Set exercise =
Examine the material below. Gather every line in which the string "title" appears.

Material provided =

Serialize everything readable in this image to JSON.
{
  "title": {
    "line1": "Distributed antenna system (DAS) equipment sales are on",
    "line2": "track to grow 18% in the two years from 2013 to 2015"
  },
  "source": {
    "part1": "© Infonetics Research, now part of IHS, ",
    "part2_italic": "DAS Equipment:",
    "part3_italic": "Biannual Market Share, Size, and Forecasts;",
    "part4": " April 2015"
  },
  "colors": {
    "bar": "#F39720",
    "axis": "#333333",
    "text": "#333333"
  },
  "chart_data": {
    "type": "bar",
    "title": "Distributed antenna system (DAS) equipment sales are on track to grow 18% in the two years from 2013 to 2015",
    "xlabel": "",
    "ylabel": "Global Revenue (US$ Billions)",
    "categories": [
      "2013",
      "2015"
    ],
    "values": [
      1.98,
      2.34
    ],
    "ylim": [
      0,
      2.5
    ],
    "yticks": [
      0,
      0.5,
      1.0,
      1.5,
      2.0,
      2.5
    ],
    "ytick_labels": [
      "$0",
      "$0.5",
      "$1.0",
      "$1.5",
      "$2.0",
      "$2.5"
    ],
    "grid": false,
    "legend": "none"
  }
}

Problem solution =
  "title": {
    "title": "Distributed antenna system (DAS) equipment sales are on track to grow 18% in the two years from 2013 to 2015",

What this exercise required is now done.